• **Text to read**:
Step 2: Express the Magnetic Field Due to a Single Circular Turn
For a single flat circular ring carrying current $I$ and having radius $r$, the magnetic field at the center is given by
$$ B_{\text{ring}} = \frac{\mu_0 \, I}{2 \, r} \,. $$
Step 3: Consider Differential Rings from Radius $a$ to $b$
In the spiral, each turn can be approximated as a circular ring with a slightly varying radius from $a$ to $b$. We assume the winding is uniform, so the turn density (turns per unit radial length) is
$$ \text{Turn density} = \frac{N}{b - a} \,. $$
Let us denote a small element of radius $r$, where $a \leq r \leq b$. Each small ring has a thickness $dr$ and carries a fraction of the total N turns proportional to $dr$.

• **Job 1**: In the records below, what are the lines from the one containing "What elements are in" through the one containing "row-se: 0.252 bbox=[675, 395, 737, 419]"? Reproduce them character for character, including both end lines.

[Layout annotation records]
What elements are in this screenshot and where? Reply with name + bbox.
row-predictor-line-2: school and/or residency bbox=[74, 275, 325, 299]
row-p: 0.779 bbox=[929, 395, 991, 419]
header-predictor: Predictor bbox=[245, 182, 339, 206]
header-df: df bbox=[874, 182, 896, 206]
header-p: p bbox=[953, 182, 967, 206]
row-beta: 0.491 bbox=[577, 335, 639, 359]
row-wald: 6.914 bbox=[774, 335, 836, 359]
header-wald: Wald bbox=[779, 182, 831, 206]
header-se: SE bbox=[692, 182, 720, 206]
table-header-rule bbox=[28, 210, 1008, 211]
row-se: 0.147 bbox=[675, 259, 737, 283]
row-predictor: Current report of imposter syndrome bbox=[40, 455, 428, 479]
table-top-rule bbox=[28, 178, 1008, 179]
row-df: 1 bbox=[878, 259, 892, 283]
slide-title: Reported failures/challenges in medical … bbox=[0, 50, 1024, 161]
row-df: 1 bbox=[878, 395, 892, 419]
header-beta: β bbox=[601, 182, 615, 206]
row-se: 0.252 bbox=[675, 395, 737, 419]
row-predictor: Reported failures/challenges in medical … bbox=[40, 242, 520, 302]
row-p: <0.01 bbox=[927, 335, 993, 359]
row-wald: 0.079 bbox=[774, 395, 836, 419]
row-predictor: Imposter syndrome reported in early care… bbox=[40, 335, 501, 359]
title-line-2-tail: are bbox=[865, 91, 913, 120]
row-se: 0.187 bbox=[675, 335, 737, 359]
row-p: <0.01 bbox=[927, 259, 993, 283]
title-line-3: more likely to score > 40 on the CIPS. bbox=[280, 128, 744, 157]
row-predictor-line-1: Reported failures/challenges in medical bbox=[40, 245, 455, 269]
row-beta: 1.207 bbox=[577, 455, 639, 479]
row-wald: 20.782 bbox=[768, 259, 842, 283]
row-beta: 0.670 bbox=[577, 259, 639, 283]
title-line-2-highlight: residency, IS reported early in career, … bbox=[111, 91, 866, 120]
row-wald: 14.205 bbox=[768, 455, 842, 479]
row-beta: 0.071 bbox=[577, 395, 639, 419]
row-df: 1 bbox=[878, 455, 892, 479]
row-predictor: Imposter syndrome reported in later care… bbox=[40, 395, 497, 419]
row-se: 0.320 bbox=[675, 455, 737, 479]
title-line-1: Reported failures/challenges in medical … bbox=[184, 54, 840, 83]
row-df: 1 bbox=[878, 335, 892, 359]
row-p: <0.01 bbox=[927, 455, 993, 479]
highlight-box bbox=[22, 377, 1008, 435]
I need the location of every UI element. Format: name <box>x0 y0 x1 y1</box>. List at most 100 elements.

==

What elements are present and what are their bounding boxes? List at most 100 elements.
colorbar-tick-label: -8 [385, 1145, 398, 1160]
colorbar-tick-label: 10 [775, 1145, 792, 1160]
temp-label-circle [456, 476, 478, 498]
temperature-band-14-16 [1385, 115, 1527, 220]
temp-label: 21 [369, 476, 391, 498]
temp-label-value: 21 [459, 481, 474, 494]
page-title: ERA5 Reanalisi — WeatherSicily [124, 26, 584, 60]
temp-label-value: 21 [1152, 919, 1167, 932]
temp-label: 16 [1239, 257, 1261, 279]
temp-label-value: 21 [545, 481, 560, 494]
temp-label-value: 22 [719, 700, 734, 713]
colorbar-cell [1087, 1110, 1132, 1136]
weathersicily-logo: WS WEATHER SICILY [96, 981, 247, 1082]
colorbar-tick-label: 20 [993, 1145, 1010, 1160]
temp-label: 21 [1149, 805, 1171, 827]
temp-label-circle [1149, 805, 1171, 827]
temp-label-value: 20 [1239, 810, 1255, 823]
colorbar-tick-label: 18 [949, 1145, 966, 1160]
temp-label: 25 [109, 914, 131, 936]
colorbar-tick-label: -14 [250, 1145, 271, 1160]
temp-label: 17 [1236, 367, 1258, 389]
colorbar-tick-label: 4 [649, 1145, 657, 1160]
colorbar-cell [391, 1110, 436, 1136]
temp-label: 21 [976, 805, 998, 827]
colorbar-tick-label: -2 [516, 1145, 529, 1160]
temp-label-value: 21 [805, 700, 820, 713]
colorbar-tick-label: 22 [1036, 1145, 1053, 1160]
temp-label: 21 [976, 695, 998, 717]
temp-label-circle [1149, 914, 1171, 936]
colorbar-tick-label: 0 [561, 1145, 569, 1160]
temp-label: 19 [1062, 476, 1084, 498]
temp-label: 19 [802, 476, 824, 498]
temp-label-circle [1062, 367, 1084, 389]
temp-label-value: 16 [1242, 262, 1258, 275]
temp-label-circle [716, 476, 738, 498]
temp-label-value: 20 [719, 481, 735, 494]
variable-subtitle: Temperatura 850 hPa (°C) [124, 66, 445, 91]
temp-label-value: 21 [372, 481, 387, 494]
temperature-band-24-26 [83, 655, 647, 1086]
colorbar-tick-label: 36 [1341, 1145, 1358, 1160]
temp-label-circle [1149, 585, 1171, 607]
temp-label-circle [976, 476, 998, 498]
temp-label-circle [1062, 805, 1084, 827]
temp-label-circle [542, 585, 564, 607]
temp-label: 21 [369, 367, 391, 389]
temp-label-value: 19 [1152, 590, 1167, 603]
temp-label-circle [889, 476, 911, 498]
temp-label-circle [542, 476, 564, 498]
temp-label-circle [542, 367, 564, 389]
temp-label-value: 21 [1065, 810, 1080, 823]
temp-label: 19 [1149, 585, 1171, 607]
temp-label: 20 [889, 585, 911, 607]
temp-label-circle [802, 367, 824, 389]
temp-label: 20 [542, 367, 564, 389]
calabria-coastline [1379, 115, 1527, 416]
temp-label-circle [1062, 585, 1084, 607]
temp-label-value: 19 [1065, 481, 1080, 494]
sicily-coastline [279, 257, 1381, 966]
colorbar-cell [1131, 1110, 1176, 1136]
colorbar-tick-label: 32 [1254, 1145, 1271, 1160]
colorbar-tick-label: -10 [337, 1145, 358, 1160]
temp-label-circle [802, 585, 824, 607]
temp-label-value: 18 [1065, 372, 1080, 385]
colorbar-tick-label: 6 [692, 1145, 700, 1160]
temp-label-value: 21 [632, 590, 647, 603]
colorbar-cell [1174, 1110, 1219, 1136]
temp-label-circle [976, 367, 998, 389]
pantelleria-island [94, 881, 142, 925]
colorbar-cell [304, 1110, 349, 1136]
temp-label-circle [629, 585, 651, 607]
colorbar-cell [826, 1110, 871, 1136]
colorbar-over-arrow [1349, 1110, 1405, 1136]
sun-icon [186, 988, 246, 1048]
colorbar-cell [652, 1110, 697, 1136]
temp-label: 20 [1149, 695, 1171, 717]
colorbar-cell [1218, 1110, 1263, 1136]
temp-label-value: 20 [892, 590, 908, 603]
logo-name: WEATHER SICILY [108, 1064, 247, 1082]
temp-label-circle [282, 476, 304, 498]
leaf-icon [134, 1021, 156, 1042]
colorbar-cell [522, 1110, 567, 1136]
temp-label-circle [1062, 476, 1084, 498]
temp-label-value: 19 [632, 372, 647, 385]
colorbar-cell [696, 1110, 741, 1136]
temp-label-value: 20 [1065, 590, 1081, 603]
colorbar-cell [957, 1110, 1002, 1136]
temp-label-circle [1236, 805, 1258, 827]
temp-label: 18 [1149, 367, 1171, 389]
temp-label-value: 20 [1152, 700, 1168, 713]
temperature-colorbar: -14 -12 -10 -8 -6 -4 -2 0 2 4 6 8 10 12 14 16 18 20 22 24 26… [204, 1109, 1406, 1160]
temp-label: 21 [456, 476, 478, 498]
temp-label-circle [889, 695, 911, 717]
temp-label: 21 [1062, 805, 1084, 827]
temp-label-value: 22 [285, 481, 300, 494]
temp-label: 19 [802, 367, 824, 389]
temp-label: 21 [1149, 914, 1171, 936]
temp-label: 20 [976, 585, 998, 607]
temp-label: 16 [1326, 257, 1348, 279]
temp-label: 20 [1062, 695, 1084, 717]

• **Job 2**: According to the magnetic field derivation above, what is the magnetic field at the center of a single flat circular ring carrying current I with radius r?

• **Answer 1**:
What elements are in this screenshot and where? Reply with name + bbox.
row-predictor-line-2: school and/or residency bbox=[74, 275, 325, 299]
row-p: 0.779 bbox=[929, 395, 991, 419]
header-predictor: Predictor bbox=[245, 182, 339, 206]
header-df: df bbox=[874, 182, 896, 206]
header-p: p bbox=[953, 182, 967, 206]
row-beta: 0.491 bbox=[577, 335, 639, 359]
row-wald: 6.914 bbox=[774, 335, 836, 359]
header-wald: Wald bbox=[779, 182, 831, 206]
header-se: SE bbox=[692, 182, 720, 206]
table-header-rule bbox=[28, 210, 1008, 211]
row-se: 0.147 bbox=[675, 259, 737, 283]
row-predictor: Current report of imposter syndrome bbox=[40, 455, 428, 479]
table-top-rule bbox=[28, 178, 1008, 179]
row-df: 1 bbox=[878, 259, 892, 283]
slide-title: Reported failures/challenges in medical … bbox=[0, 50, 1024, 161]
row-df: 1 bbox=[878, 395, 892, 419]
header-beta: β bbox=[601, 182, 615, 206]
row-se: 0.252 bbox=[675, 395, 737, 419]

• **Answer 2**: B_ring = μ₀I / (2r)